--- Task brief ---
Of all the lines in the material below, how many include the string "skillnaden"? Give the number only.

--- Provided data ---
------------------------------------------------------------

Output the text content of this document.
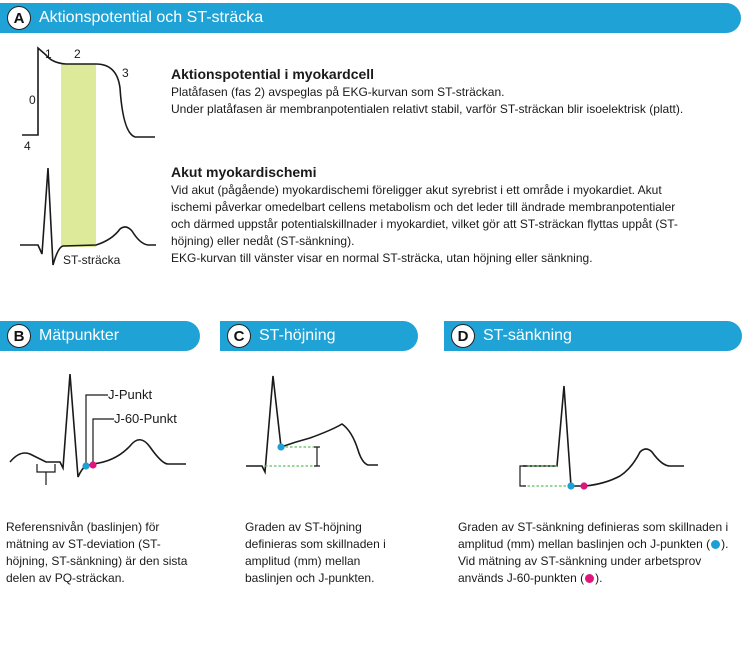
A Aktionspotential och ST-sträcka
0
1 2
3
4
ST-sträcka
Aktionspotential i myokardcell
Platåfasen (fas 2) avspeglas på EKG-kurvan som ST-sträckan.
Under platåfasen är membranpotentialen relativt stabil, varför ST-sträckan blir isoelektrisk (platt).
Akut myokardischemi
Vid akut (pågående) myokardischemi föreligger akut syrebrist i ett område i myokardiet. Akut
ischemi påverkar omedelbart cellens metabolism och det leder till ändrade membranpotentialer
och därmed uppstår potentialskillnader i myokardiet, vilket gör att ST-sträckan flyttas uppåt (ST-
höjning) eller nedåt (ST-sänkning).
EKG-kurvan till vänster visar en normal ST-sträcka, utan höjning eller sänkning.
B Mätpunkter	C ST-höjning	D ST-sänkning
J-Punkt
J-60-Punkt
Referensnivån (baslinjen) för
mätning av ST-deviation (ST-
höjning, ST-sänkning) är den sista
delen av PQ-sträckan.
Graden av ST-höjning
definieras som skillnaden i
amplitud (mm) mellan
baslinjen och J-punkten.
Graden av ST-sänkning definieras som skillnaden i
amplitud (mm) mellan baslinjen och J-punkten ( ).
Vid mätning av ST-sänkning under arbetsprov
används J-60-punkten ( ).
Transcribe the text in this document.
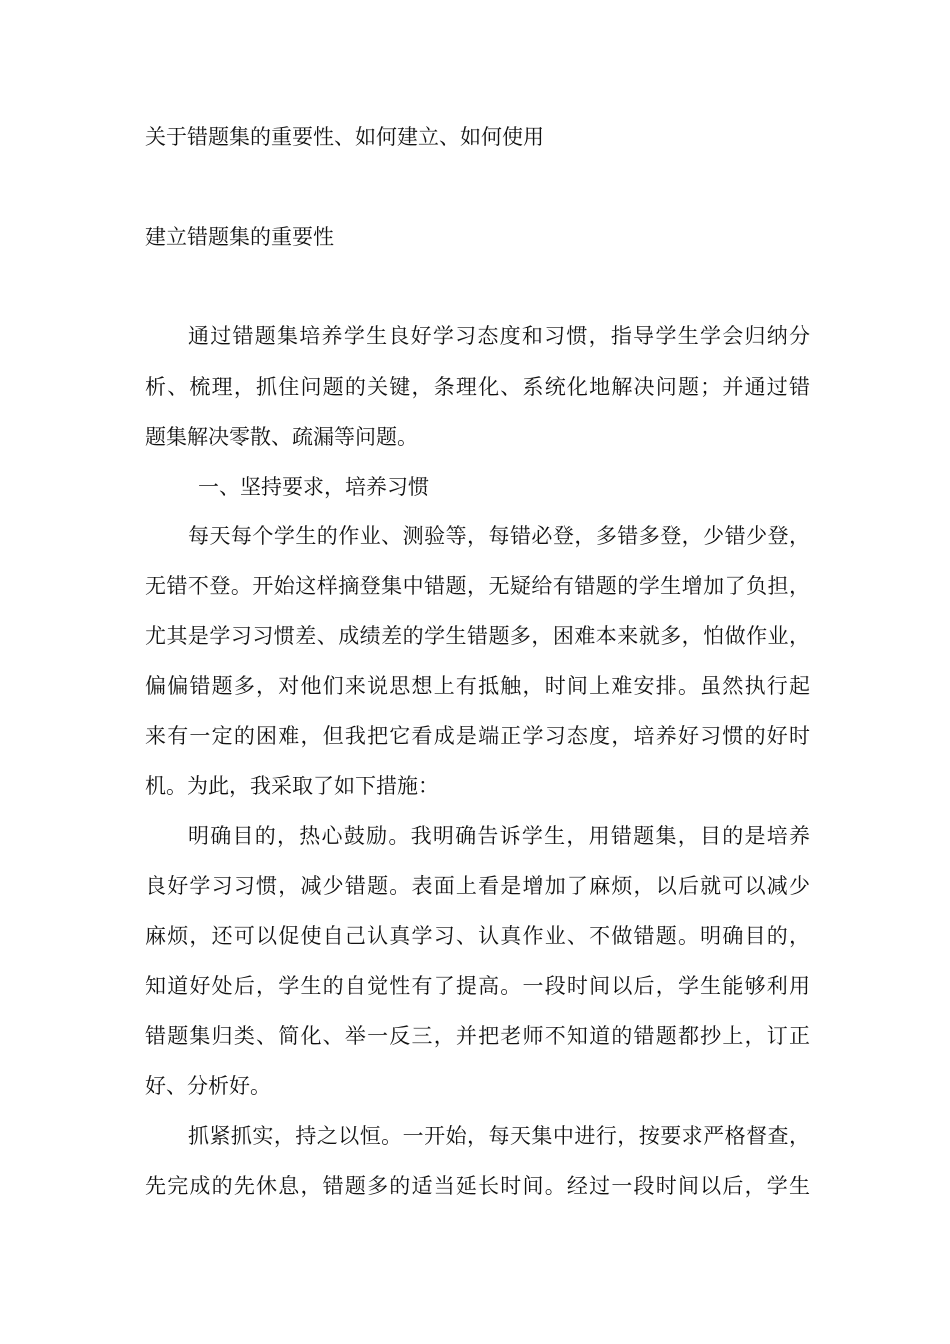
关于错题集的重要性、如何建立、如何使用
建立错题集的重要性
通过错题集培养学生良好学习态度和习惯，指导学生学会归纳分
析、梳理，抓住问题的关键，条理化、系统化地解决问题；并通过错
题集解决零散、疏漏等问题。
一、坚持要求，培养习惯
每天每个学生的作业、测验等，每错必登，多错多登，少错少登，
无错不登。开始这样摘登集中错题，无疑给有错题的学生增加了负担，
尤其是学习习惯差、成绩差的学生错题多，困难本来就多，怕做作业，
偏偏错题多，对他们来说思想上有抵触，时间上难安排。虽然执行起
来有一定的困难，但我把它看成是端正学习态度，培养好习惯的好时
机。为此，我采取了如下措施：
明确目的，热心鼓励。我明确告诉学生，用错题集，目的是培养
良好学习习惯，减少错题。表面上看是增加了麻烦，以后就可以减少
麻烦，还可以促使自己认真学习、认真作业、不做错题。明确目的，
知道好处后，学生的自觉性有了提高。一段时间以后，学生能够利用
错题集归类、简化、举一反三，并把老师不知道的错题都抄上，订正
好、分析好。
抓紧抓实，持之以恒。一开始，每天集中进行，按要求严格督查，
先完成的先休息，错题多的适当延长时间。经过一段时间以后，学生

------------------------------------------------------------

--- Written answer ---
2